--- Start INPUT RECORDS ---

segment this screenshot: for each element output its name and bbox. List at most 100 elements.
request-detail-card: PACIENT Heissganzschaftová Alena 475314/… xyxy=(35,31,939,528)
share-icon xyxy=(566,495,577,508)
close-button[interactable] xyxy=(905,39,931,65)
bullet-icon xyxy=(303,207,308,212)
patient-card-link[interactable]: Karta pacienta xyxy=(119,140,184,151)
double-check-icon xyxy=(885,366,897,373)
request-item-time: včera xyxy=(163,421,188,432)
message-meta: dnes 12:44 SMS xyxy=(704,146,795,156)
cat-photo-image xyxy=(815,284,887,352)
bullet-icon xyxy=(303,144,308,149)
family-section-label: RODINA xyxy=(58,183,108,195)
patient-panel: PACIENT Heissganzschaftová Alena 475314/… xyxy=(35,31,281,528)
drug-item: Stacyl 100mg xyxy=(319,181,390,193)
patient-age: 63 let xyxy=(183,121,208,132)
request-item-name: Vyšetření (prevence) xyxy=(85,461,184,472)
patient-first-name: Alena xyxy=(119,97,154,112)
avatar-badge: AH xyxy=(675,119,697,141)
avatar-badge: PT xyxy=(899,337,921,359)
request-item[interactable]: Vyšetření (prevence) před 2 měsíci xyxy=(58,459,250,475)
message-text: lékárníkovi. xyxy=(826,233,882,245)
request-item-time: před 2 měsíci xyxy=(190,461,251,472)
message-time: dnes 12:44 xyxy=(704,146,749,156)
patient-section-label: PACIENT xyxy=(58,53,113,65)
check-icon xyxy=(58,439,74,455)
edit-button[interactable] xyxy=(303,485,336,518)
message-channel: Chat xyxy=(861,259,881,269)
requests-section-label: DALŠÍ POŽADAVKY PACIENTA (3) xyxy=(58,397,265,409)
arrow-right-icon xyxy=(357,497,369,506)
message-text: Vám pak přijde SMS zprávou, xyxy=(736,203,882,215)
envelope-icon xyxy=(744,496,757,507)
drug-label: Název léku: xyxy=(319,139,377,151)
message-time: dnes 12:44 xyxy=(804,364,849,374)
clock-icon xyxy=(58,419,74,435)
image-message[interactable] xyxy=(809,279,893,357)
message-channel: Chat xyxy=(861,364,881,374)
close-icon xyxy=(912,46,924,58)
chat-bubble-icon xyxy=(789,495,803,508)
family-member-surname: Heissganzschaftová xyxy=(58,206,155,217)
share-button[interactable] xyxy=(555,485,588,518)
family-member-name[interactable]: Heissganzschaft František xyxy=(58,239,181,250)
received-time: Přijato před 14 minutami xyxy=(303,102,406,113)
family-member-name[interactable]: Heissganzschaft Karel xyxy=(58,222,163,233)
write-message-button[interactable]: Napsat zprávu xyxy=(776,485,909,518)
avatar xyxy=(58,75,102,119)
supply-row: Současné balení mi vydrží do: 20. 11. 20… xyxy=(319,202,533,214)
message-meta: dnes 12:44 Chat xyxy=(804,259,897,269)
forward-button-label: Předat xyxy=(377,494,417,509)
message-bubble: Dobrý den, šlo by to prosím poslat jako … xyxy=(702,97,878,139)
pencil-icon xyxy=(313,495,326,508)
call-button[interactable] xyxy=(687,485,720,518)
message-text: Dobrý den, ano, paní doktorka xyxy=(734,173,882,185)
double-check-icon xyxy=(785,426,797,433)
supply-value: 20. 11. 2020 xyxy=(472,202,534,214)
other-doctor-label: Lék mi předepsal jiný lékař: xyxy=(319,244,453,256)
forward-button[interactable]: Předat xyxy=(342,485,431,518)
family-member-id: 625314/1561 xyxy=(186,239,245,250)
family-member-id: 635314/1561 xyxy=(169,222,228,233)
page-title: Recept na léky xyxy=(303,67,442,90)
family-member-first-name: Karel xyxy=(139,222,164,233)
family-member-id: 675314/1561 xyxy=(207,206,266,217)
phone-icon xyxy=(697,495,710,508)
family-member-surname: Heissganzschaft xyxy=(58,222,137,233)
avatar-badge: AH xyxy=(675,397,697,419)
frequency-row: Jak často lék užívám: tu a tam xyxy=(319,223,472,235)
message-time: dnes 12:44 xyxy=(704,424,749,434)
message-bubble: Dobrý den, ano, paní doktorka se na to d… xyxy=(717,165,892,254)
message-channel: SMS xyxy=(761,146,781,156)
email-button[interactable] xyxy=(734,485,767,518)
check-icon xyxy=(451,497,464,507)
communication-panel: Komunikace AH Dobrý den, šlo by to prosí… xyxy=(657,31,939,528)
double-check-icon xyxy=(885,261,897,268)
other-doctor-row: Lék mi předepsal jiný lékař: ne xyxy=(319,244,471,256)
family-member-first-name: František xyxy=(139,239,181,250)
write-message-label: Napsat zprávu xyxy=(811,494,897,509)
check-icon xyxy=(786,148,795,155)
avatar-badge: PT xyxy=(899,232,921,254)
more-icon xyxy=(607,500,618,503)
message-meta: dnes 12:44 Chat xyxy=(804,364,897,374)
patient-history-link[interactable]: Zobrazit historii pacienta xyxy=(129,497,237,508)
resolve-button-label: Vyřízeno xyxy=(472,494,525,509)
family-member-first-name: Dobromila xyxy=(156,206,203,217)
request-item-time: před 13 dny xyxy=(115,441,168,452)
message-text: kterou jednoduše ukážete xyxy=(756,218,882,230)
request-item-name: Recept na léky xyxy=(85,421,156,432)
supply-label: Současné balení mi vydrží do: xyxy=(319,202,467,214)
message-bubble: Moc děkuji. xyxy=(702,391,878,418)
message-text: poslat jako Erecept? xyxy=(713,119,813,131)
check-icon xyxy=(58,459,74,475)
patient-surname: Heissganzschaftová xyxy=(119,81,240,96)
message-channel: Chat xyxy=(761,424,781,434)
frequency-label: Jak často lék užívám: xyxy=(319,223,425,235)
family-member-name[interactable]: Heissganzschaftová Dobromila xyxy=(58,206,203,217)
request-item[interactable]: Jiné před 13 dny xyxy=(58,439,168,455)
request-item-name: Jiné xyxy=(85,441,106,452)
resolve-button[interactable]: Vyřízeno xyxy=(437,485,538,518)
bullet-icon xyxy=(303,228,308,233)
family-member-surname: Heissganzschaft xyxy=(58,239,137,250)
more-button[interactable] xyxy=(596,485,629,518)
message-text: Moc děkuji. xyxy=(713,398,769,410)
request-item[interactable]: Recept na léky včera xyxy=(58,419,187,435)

--- End INPUT RECORDS ---

# TASK OBJECTIVE
Rewrite the records above as a numbered list, leaving out any blank lines.

# RESULT FOR THIS TASK
1. segment this screenshot: for each element output its name and bbox. List at most 100 elements.
2. request-detail-card: PACIENT Heissganzschaftová Alena 475314/… xyxy=(35,31,939,528)
3. share-icon xyxy=(566,495,577,508)
4. close-button[interactable] xyxy=(905,39,931,65)
5. bullet-icon xyxy=(303,207,308,212)
6. patient-card-link[interactable]: Karta pacienta xyxy=(119,140,184,151)
7. double-check-icon xyxy=(885,366,897,373)
8. request-item-time: včera xyxy=(163,421,188,432)
9. message-meta: dnes 12:44 SMS xyxy=(704,146,795,156)
10. cat-photo-image xyxy=(815,284,887,352)
11. bullet-icon xyxy=(303,144,308,149)
12. family-section-label: RODINA xyxy=(58,183,108,195)
13. patient-panel: PACIENT Heissganzschaftová Alena 475314/… xyxy=(35,31,281,528)
14. drug-item: Stacyl 100mg xyxy=(319,181,390,193)
15. patient-age: 63 let xyxy=(183,121,208,132)
16. request-item-name: Vyšetření (prevence) xyxy=(85,461,184,472)
17. patient-first-name: Alena xyxy=(119,97,154,112)
18. avatar-badge: AH xyxy=(675,119,697,141)
19. avatar-badge: PT xyxy=(899,337,921,359)
20. request-item[interactable]: Vyšetření (prevence) před 2 měsíci xyxy=(58,459,250,475)
21. message-text: lékárníkovi. xyxy=(826,233,882,245)
22. request-item-time: před 2 měsíci xyxy=(190,461,251,472)
23. message-time: dnes 12:44 xyxy=(704,146,749,156)
24. patient-section-label: PACIENT xyxy=(58,53,113,65)
25. check-icon xyxy=(58,439,74,455)
26. edit-button[interactable] xyxy=(303,485,336,518)
27. message-channel: Chat xyxy=(861,259,881,269)
28. requests-section-label: DALŠÍ POŽADAVKY PACIENTA (3) xyxy=(58,397,265,409)
29. arrow-right-icon xyxy=(357,497,369,506)
30. message-text: Vám pak přijde SMS zprávou, xyxy=(736,203,882,215)
31. envelope-icon xyxy=(744,496,757,507)
32. drug-label: Název léku: xyxy=(319,139,377,151)
33. message-time: dnes 12:44 xyxy=(804,364,849,374)
34. clock-icon xyxy=(58,419,74,435)
35. image-message[interactable] xyxy=(809,279,893,357)
36. message-channel: Chat xyxy=(861,364,881,374)
37. close-icon xyxy=(912,46,924,58)
38. chat-bubble-icon xyxy=(789,495,803,508)
39. family-member-surname: Heissganzschaftová xyxy=(58,206,155,217)
40. share-button[interactable] xyxy=(555,485,588,518)
41. family-member-name[interactable]: Heissganzschaft František xyxy=(58,239,181,250)
42. received-time: Přijato před 14 minutami xyxy=(303,102,406,113)
43. family-member-name[interactable]: Heissganzschaft Karel xyxy=(58,222,163,233)
44. write-message-button[interactable]: Napsat zprávu xyxy=(776,485,909,518)
45. avatar xyxy=(58,75,102,119)
46. supply-row: Současné balení mi vydrží do: 20. 11. 20… xyxy=(319,202,533,214)
47. message-meta: dnes 12:44 Chat xyxy=(804,259,897,269)
48. forward-button-label: Předat xyxy=(377,494,417,509)
49. message-bubble: Dobrý den, šlo by to prosím poslat jako … xyxy=(702,97,878,139)
50. pencil-icon xyxy=(313,495,326,508)
51. call-button[interactable] xyxy=(687,485,720,518)
52. message-text: Dobrý den, ano, paní doktorka xyxy=(734,173,882,185)
53. double-check-icon xyxy=(785,426,797,433)
54. supply-value: 20. 11. 2020 xyxy=(472,202,534,214)
55. other-doctor-label: Lék mi předepsal jiný lékař: xyxy=(319,244,453,256)
56. forward-button[interactable]: Předat xyxy=(342,485,431,518)
57. family-member-id: 625314/1561 xyxy=(186,239,245,250)
58. family-member-id: 635314/1561 xyxy=(169,222,228,233)
59. page-title: Recept na léky xyxy=(303,67,442,90)
60. family-member-first-name: Karel xyxy=(139,222,164,233)
61. family-member-id: 675314/1561 xyxy=(207,206,266,217)
62. phone-icon xyxy=(697,495,710,508)
63. family-member-surname: Heissganzschaft xyxy=(58,222,137,233)
64. avatar-badge: AH xyxy=(675,397,697,419)
65. frequency-row: Jak často lék užívám: tu a tam xyxy=(319,223,472,235)
66. message-time: dnes 12:44 xyxy=(704,424,749,434)
67. message-bubble: Dobrý den, ano, paní doktorka se na to d… xyxy=(717,165,892,254)
68. message-channel: SMS xyxy=(761,146,781,156)
69. email-button[interactable] xyxy=(734,485,767,518)
70. check-icon xyxy=(451,497,464,507)
71. communication-panel: Komunikace AH Dobrý den, šlo by to prosí… xyxy=(657,31,939,528)
72. double-check-icon xyxy=(885,261,897,268)
73. other-doctor-row: Lék mi předepsal jiný lékař: ne xyxy=(319,244,471,256)
74. family-member-first-name: František xyxy=(139,239,181,250)
75. write-message-label: Napsat zprávu xyxy=(811,494,897,509)
76. check-icon xyxy=(786,148,795,155)
77. avatar-badge: PT xyxy=(899,232,921,254)
78. more-icon xyxy=(607,500,618,503)
79. message-meta: dnes 12:44 Chat xyxy=(804,364,897,374)
80. patient-history-link[interactable]: Zobrazit historii pacienta xyxy=(129,497,237,508)
81. resolve-button-label: Vyřízeno xyxy=(472,494,525,509)
82. family-member-first-name: Dobromila xyxy=(156,206,203,217)
83. request-item-time: před 13 dny xyxy=(115,441,168,452)
84. message-text: kterou jednoduše ukážete xyxy=(756,218,882,230)
85. request-item-name: Recept na léky xyxy=(85,421,156,432)
86. supply-label: Současné balení mi vydrží do: xyxy=(319,202,467,214)
87. message-bubble: Moc děkuji. xyxy=(702,391,878,418)
88. message-text: poslat jako Erecept? xyxy=(713,119,813,131)
89. check-icon xyxy=(58,459,74,475)
90. patient-surname: Heissganzschaftová xyxy=(119,81,240,96)
91. message-channel: Chat xyxy=(761,424,781,434)
92. frequency-label: Jak často lék užívám: xyxy=(319,223,425,235)
93. family-member-name[interactable]: Heissganzschaftová Dobromila xyxy=(58,206,203,217)
94. request-item[interactable]: Jiné před 13 dny xyxy=(58,439,168,455)
95. request-item-name: Jiné xyxy=(85,441,106,452)
96. resolve-button[interactable]: Vyřízeno xyxy=(437,485,538,518)
97. bullet-icon xyxy=(303,228,308,233)
98. family-member-surname: Heissganzschaft xyxy=(58,239,137,250)
99. more-button[interactable] xyxy=(596,485,629,518)
100. message-text: Moc děkuji. xyxy=(713,398,769,410)
101. request-item[interactable]: Recept na léky včera xyxy=(58,419,187,435)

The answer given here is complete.